TESTO:

○ ○ ○ ○ ○

Riflessione sul vangelo della VI Domenica di Pasqua Anno C

Il brano del Vangelo di Giovanni che leggiamo questa domenica fa parte del lungo discorso di addio di Gesù.

«Se uno mi ama, osserverà la mia parola e il Padre mio lo amerà e noi verremo a lui e prenderemo dimora in lui» (Gv 14,23). Gesù promette di prendere dimora con il Padre nel discepolo che accoglie la Parola e la mette in pratica. L’amore. Ecco ciò che attira, che trascina Dio alla sua creatura. Non un amore di sensibilità, ma quell’amore «forte come la morte e che le grandi acque non possono estinguere» (Ct 8,29). 

Gesù insiste sul legame stretto che c’è fra amore e osservanza dei comandamenti: «Se mi amate osserverete i miei comandamenti» (14,15); «chi accoglie i miei comandamenti e li osserva, questi mi ama» (14,21); «se osser­verete i miei comandamenti rimarrete nel mio amore, come io ho osservato i comandamenti del Padre mio e rimango nel suo amore» (15,10).

Gesù non dice o fa niente da sé, la sua autorità deriva tutta quanta dal Padre: «la Parola che voi ascoltate non è mia, ma del Padre che mi ha man­dato» (14,24). Così dicendo, Gesù invita ogni anima che vuol vivere a contatto con Lui, di vivere anch’essa queste parole, perché la volontà divina deve essere il suo nutrimento, il suo pane quotidiano.

Capire Gesù, accogliere e mettere in pratica la sua Parola, che è rivelatrice del Padre, non può essere un semplice atto di volontà, ma richiede l’iniziativa divina: «il Consolatore (parakletos), lo Spirito Santo che il Padre manderà nel mio nome, Egli vi insegnerà ogni cosa e vi ricorderà tutto ciò che vi ho detto» (14,26).

Lo Spirito è promesso come presenza divina, che farà comprendere ai discepoli fino in fondo le parole di Gesù, così che essi possano accoglierle e metterle in pratica. Lo Spirito, infatti, «v’insegnerà ogni cosa e vi ricorderà tutto ciò che vi ho detto» (Gv 14,26; cf. 16,13). Non si tratta di un insegnamento nuovo, ma di un «ricordo» legato alla comprensione di quanto è già stato detto ed è già avvenuto nell’opera del Figlio, che ha compiuto la volontà del Padre. Solo dopo la risurrezione i discepoli cominciano a capire l’insegnamento di Gesù; lo Spirito aprirà loro gli occhi e il cuore e darà loro il coraggio di mettere in pratica le parole sentite.

○ ○ ○ ○ ○

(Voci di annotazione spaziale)
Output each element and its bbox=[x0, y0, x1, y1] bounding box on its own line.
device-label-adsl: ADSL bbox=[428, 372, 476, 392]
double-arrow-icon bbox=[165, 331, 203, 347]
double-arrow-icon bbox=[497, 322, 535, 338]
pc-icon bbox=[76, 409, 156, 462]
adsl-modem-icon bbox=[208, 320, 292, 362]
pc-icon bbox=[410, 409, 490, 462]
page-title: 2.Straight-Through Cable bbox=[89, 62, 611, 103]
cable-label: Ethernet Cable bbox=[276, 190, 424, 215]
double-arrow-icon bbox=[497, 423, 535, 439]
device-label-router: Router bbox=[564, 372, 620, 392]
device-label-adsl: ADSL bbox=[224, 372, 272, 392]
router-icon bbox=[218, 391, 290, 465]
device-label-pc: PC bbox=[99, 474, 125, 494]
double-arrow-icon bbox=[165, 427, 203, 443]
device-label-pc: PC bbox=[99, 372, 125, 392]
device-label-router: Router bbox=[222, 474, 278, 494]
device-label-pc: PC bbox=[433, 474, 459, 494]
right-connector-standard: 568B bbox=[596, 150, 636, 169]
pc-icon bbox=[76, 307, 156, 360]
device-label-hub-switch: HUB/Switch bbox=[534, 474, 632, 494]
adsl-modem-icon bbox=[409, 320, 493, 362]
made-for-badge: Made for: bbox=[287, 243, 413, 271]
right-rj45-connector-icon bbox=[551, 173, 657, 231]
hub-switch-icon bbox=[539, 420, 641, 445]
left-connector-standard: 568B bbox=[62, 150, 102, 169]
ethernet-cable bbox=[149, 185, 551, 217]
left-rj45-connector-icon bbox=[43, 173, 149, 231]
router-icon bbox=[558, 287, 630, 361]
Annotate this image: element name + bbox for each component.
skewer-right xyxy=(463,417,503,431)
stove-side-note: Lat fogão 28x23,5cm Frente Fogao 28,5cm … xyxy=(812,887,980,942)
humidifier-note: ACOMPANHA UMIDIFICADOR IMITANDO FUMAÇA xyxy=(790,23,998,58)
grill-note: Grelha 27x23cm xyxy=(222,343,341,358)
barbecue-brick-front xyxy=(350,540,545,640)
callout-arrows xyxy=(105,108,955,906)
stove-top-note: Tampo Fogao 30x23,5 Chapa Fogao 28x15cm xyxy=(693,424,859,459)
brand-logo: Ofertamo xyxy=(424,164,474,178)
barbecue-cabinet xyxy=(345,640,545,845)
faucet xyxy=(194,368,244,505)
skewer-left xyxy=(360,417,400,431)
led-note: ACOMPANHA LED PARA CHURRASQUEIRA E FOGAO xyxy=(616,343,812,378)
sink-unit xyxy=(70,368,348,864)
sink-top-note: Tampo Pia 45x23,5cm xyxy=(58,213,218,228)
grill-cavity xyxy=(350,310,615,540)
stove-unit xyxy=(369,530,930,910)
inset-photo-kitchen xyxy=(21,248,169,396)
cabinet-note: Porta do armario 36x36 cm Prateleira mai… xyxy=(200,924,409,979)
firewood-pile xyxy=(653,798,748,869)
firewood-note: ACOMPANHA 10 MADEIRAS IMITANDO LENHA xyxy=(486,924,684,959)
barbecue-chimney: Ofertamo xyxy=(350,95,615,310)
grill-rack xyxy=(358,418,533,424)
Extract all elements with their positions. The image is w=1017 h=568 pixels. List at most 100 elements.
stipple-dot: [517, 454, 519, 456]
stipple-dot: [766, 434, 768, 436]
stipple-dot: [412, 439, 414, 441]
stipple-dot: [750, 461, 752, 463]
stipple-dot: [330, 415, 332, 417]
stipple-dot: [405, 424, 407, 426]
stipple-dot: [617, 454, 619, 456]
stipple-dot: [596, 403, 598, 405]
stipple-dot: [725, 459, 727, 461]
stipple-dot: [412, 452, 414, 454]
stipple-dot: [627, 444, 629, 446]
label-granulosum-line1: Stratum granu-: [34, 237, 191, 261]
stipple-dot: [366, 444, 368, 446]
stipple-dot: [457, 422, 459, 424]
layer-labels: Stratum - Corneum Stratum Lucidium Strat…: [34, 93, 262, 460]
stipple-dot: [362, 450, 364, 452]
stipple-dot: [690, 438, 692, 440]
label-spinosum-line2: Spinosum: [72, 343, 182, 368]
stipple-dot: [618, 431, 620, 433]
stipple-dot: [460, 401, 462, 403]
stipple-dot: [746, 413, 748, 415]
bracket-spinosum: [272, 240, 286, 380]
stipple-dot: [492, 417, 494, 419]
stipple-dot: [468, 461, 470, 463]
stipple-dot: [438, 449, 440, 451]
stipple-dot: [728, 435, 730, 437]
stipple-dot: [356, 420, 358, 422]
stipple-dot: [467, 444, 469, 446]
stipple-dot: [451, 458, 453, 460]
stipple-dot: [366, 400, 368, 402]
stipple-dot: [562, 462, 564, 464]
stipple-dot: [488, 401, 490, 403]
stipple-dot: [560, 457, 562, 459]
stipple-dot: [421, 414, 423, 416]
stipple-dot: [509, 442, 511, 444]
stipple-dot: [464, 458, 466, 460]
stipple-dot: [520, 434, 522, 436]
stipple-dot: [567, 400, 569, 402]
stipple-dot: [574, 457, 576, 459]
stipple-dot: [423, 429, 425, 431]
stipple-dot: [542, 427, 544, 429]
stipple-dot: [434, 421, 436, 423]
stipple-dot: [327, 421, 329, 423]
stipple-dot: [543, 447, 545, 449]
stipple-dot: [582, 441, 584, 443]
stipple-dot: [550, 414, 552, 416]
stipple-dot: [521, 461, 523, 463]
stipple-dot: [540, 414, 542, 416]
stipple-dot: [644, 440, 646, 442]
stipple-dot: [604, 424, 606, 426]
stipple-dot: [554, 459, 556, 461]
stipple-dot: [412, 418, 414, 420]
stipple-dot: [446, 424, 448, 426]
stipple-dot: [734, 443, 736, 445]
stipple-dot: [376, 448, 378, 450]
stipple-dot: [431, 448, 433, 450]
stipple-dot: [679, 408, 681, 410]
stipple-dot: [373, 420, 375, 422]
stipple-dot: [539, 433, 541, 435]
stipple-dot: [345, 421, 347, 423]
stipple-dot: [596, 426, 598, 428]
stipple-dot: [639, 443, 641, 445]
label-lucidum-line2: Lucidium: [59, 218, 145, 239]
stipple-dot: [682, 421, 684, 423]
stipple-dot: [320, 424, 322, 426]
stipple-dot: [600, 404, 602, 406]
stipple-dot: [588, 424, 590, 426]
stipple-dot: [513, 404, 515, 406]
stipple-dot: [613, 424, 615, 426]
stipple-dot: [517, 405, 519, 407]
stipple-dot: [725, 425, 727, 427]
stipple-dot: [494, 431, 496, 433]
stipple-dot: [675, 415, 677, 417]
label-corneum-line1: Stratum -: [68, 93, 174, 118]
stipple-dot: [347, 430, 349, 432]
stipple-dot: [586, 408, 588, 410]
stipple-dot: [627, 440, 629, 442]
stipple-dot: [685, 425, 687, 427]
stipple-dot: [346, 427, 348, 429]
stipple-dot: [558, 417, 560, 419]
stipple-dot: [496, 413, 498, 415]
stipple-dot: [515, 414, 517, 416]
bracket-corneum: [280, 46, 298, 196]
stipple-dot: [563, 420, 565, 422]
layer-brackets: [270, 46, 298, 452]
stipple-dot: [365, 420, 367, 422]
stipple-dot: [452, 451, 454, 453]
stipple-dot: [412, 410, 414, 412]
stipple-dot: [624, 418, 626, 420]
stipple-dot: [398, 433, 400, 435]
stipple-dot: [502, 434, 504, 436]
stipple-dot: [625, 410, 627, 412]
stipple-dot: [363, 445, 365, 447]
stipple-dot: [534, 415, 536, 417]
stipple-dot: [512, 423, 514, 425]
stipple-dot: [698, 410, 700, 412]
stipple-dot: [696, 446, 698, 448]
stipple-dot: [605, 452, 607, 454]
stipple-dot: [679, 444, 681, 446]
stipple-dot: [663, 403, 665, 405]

○ ○ ○ ○ ○

ATTIVITÀ DA SVOLGERE:
1 - Ricopia esattamente il passo della riflessione sul Vangelo che comincia con "Lo Spirito è" e prosegue fino a "le parole sentite.".
2 - Riproduci fedelmente le voci dalla prima riga fino alla riga con "router-icon bbox=[558, 287, 630, 361]", quest'ultima compresa.

RISPOSTE ALLE ATTIVITÀ:
1 -
Lo Spirito è promesso come presenza divina, che farà comprendere ai discepoli fino in fondo le parole di Gesù, così che essi possano accoglierle e metterle in pratica. Lo Spirito, infatti, «v’insegnerà ogni cosa e vi ricorderà tutto ciò che vi ho detto» (Gv 14,26; cf. 16,13). Non si tratta di un insegnamento nuovo, ma di un «ricordo» legato alla comprensione di quanto è già stato detto ed è già avvenuto nell’opera del Figlio, che ha compiuto la volontà del Padre. Solo dopo la risurrezione i discepoli cominciano a capire l’insegnamento di Gesù; lo Spirito aprirà loro gli occhi e il cuore e darà loro il coraggio di mettere in pratica le parole sentite.

2 -
Output each element and its bbox=[x0, y0, x1, y1] bounding box on its own line.
device-label-adsl: ADSL bbox=[428, 372, 476, 392]
double-arrow-icon bbox=[165, 331, 203, 347]
double-arrow-icon bbox=[497, 322, 535, 338]
pc-icon bbox=[76, 409, 156, 462]
adsl-modem-icon bbox=[208, 320, 292, 362]
pc-icon bbox=[410, 409, 490, 462]
page-title: 2.Straight-Through Cable bbox=[89, 62, 611, 103]
cable-label: Ethernet Cable bbox=[276, 190, 424, 215]
double-arrow-icon bbox=[497, 423, 535, 439]
device-label-router: Router bbox=[564, 372, 620, 392]
device-label-adsl: ADSL bbox=[224, 372, 272, 392]
router-icon bbox=[218, 391, 290, 465]
device-label-pc: PC bbox=[99, 474, 125, 494]
double-arrow-icon bbox=[165, 427, 203, 443]
device-label-pc: PC bbox=[99, 372, 125, 392]
device-label-router: Router bbox=[222, 474, 278, 494]
device-label-pc: PC bbox=[433, 474, 459, 494]
right-connector-standard: 568B bbox=[596, 150, 636, 169]
pc-icon bbox=[76, 307, 156, 360]
device-label-hub-switch: HUB/Switch bbox=[534, 474, 632, 494]
adsl-modem-icon bbox=[409, 320, 493, 362]
made-for-badge: Made for: bbox=[287, 243, 413, 271]
right-rj45-connector-icon bbox=[551, 173, 657, 231]
hub-switch-icon bbox=[539, 420, 641, 445]
left-connector-standard: 568B bbox=[62, 150, 102, 169]
ethernet-cable bbox=[149, 185, 551, 217]
left-rj45-connector-icon bbox=[43, 173, 149, 231]
router-icon bbox=[558, 287, 630, 361]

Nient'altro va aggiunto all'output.